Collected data
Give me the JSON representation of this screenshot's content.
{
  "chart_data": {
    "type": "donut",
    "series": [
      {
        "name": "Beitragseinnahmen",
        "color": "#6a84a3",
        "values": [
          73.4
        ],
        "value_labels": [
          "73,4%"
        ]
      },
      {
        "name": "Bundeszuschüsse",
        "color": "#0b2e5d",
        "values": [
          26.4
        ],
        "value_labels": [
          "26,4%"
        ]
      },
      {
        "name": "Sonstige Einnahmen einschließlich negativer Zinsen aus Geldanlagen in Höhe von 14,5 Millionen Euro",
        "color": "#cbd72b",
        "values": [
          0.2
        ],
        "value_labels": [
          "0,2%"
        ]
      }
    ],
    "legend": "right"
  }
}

DO THIS
Only lines with the word "color" are wanted, so copy each one from the records.

SOLUTION
        "color": "#6a84a3",
        "color": "#0b2e5d",
        "color": "#cbd72b",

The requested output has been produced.